▸ **Required work**:
Repeat, exactly and alone, every line from the line that contains "What does this" to the end of the entries.

▸ **Extracted entries**:
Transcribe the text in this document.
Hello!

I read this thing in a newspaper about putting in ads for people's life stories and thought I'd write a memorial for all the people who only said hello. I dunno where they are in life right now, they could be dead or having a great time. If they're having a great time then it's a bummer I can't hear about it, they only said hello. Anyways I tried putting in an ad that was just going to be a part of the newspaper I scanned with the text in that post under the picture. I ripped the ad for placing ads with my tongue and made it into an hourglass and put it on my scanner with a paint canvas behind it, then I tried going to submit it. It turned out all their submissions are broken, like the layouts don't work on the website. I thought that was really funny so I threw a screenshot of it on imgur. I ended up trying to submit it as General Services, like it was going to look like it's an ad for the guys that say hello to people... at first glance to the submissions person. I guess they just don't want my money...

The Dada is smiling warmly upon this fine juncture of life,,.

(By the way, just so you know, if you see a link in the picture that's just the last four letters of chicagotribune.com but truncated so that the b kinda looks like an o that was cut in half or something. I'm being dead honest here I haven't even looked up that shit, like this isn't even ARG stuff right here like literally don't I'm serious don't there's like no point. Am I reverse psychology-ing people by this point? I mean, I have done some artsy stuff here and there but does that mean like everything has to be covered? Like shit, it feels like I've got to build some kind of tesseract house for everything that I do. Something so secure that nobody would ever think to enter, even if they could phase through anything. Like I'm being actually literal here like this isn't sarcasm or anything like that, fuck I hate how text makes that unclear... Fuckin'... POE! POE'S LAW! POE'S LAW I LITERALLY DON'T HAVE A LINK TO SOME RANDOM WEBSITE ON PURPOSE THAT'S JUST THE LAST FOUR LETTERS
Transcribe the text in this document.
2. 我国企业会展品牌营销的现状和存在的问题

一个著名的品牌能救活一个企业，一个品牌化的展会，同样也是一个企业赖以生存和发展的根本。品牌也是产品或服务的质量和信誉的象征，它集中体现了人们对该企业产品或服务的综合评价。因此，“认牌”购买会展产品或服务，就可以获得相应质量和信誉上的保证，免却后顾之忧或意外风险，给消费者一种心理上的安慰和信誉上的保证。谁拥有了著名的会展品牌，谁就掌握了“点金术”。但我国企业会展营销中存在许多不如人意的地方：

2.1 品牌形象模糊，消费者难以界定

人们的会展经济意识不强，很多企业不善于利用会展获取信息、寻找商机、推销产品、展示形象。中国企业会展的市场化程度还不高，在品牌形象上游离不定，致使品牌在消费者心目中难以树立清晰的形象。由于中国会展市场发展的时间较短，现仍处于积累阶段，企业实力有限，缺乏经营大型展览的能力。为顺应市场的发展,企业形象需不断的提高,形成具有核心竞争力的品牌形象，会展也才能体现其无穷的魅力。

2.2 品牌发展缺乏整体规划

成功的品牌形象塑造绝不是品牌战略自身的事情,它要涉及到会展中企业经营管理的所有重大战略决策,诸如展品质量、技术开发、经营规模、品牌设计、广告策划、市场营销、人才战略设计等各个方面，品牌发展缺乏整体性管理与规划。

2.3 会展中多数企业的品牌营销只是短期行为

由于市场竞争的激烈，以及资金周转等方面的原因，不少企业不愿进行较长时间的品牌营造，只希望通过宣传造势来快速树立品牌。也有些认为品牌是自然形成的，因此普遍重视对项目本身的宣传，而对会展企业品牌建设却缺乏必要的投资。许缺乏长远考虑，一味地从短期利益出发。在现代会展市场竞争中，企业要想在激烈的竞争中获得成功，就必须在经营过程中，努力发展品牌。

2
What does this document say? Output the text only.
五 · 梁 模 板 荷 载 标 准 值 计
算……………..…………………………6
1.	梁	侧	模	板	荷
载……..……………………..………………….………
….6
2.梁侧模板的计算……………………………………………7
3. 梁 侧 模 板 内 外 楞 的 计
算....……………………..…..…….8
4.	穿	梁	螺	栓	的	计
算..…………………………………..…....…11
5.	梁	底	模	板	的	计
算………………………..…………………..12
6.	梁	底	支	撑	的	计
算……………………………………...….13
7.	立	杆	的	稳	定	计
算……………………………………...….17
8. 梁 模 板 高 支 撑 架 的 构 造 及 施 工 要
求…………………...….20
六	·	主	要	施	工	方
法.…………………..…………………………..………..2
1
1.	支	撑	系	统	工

▸ **Exercise result**:
What does this document say? Output the text only.
五 · 梁 模 板 荷 载 标 准 值 计
算……………..…………………………6
1.	梁	侧	模	板	荷
载……..……………………..………………….………
….6
2.梁侧模板的计算……………………………………………7
3. 梁 侧 模 板 内 外 楞 的 计
算....……………………..…..…….8
4.	穿	梁	螺	栓	的	计
算..…………………………………..…....…11
5.	梁	底	模	板	的	计
算………………………..…………………..12
6.	梁	底	支	撑	的	计
算……………………………………...….13
7.	立	杆	的	稳	定	计
算……………………………………...….17
8. 梁 模 板 高 支 撑 架 的 构 造 及 施 工 要
求…………………...….20
六	·	主	要	施	工	方
法.…………………..…………………………..………..2
1
1.	支	撑	系	统	工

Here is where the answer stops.